• **Task objective**: Quote the material below word for word, from its first line through the line containing "y-tick-label: 10 [161,99,175,113]", including both of those lines.

○ ○ ○

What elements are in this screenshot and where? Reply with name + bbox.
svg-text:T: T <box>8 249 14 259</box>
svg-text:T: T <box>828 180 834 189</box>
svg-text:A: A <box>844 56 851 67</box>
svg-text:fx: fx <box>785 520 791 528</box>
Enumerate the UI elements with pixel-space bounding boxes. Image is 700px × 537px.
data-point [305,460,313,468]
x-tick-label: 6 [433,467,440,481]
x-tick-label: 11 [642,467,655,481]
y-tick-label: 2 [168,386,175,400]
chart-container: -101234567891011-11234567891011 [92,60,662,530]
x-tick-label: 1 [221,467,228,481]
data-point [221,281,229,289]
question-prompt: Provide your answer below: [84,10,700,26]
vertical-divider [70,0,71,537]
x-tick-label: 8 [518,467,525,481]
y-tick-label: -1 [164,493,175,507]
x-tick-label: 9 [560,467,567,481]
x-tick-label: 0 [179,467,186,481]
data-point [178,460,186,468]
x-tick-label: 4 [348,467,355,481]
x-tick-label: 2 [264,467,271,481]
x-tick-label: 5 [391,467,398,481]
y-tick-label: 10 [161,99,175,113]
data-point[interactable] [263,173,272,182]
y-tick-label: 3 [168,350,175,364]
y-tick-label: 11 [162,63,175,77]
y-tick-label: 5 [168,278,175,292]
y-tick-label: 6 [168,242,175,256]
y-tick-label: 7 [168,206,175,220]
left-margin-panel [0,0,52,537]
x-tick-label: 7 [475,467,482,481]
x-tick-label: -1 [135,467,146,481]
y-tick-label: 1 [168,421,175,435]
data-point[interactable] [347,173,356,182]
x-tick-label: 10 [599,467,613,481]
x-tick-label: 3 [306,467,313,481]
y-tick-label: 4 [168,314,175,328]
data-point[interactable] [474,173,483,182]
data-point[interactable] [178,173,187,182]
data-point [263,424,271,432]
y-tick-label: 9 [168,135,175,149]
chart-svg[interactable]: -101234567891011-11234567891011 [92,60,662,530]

○ ○ ○

• **Result for this task**:
What elements are in this screenshot and where? Reply with name + bbox.
svg-text:T: T <box>8 249 14 259</box>
svg-text:T: T <box>828 180 834 189</box>
svg-text:A: A <box>844 56 851 67</box>
svg-text:fx: fx <box>785 520 791 528</box>
Enumerate the UI elements with pixel-space bounding boxes. Image is 700px × 537px.
data-point [305,460,313,468]
x-tick-label: 6 [433,467,440,481]
x-tick-label: 11 [642,467,655,481]
y-tick-label: 2 [168,386,175,400]
chart-container: -101234567891011-11234567891011 [92,60,662,530]
x-tick-label: 1 [221,467,228,481]
data-point [221,281,229,289]
question-prompt: Provide your answer below: [84,10,700,26]
vertical-divider [70,0,71,537]
x-tick-label: 8 [518,467,525,481]
y-tick-label: -1 [164,493,175,507]
x-tick-label: 9 [560,467,567,481]
x-tick-label: 0 [179,467,186,481]
data-point [178,460,186,468]
x-tick-label: 4 [348,467,355,481]
x-tick-label: 2 [264,467,271,481]
x-tick-label: 5 [391,467,398,481]
y-tick-label: 10 [161,99,175,113]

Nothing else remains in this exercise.